Raw records
+++
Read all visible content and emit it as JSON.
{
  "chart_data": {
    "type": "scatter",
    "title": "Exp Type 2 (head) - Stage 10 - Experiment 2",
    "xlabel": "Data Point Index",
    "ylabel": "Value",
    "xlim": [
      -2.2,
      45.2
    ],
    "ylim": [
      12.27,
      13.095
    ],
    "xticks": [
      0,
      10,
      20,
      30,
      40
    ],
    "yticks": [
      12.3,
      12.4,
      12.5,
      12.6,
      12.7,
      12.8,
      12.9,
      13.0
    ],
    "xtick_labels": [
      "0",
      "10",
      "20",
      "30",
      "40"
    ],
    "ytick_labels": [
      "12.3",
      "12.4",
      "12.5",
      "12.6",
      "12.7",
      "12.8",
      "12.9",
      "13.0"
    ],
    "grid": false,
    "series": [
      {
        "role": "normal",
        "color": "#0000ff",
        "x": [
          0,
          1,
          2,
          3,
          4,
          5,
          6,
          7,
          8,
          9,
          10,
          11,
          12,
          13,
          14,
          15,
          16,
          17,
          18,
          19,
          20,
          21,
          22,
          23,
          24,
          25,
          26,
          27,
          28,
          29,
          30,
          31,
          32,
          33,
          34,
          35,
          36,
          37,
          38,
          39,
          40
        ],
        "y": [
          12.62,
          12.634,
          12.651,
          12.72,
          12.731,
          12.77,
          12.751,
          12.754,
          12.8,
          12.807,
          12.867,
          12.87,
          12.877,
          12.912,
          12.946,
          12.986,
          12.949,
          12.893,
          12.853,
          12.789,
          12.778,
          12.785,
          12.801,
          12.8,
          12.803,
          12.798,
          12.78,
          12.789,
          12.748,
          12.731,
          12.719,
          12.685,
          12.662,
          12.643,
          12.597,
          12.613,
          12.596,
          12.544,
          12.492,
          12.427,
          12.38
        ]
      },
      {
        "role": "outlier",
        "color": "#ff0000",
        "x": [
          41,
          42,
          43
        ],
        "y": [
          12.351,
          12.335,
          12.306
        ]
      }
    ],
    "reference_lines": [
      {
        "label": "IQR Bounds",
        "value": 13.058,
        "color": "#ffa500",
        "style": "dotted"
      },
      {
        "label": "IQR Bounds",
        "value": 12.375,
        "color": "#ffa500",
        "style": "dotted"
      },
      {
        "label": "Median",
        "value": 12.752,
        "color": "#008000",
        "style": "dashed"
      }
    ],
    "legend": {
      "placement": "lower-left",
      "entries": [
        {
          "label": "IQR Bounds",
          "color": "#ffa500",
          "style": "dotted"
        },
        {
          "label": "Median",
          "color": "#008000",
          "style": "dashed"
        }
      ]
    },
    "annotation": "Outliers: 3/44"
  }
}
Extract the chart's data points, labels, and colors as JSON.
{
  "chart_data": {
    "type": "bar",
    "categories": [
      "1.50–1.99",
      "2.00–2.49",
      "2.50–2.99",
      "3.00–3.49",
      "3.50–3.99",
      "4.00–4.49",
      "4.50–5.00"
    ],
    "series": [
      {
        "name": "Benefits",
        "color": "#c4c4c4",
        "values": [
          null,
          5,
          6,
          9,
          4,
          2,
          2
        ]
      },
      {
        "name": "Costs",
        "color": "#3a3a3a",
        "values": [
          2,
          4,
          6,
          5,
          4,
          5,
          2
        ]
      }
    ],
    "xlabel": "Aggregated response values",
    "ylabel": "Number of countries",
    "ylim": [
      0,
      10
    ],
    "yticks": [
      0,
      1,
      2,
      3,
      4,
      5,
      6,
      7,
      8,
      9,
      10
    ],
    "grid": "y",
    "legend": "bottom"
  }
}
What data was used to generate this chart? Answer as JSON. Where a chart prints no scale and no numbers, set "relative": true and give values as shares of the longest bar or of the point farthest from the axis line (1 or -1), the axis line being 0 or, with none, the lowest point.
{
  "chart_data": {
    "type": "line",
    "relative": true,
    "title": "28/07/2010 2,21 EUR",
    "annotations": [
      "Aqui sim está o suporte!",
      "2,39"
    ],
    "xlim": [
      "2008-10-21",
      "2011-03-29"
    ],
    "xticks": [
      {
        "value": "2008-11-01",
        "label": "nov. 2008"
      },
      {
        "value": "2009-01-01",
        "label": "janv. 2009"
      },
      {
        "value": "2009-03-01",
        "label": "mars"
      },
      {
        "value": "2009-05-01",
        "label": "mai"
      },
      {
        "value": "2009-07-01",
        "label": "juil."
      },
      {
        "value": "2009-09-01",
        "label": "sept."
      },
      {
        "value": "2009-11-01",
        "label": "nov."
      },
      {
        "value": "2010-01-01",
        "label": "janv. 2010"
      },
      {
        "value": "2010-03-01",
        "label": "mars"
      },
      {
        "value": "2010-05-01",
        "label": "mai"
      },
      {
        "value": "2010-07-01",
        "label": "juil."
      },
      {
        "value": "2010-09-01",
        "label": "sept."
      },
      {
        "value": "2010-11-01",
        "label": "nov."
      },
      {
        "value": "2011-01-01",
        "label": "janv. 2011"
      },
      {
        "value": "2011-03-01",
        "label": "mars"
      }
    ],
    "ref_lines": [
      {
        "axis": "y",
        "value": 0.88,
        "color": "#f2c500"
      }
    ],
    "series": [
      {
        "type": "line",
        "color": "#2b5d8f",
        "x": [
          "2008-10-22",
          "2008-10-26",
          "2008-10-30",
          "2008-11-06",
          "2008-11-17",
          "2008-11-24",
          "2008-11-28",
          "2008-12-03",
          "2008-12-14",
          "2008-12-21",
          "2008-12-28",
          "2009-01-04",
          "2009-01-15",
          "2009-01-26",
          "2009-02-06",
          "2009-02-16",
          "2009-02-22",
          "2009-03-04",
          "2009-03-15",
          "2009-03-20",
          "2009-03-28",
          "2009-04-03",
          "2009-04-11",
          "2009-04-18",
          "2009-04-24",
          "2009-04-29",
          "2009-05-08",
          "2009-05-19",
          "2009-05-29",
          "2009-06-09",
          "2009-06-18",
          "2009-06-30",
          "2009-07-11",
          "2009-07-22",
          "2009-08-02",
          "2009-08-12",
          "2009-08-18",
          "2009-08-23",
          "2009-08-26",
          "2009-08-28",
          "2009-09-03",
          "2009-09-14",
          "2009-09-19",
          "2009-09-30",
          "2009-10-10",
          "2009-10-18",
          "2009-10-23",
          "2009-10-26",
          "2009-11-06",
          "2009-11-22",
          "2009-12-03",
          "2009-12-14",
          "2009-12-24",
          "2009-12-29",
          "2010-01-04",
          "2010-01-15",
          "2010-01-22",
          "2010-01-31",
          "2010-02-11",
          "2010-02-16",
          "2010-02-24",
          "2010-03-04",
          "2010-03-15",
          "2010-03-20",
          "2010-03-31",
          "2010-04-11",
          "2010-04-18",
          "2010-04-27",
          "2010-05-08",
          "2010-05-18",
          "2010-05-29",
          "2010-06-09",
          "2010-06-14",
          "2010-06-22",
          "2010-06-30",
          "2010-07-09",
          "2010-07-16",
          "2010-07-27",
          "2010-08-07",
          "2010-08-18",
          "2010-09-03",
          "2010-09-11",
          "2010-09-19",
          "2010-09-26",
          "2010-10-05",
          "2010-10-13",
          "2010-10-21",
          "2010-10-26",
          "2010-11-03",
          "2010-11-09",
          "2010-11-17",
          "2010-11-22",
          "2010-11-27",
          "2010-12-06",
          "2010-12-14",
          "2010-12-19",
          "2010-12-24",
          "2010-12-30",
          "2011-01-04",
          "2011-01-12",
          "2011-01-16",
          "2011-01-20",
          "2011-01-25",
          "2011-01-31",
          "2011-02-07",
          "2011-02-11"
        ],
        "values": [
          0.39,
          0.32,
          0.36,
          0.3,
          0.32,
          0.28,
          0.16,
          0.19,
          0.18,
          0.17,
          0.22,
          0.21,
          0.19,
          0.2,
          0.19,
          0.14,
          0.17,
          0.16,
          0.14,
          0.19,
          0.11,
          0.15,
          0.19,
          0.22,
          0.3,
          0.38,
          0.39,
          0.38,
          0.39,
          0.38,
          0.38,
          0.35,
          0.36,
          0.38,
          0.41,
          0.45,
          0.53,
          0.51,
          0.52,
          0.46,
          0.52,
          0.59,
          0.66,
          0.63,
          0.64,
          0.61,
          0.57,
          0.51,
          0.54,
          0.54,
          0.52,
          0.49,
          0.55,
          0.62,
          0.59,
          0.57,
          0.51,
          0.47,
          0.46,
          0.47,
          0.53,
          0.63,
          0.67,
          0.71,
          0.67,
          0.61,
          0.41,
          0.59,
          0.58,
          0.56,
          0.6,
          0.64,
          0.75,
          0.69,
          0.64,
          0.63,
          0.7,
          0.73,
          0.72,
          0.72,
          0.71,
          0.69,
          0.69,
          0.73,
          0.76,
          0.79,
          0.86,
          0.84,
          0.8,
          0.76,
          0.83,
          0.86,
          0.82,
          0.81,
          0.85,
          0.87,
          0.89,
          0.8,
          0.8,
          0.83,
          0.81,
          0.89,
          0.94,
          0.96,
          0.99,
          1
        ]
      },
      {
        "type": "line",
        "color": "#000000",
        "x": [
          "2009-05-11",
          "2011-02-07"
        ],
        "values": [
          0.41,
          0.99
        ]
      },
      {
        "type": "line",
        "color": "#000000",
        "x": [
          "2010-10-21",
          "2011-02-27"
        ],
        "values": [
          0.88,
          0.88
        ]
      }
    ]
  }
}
+++
Work out how many lines of the listing above include "axis". Answer with the number and nothing more.

2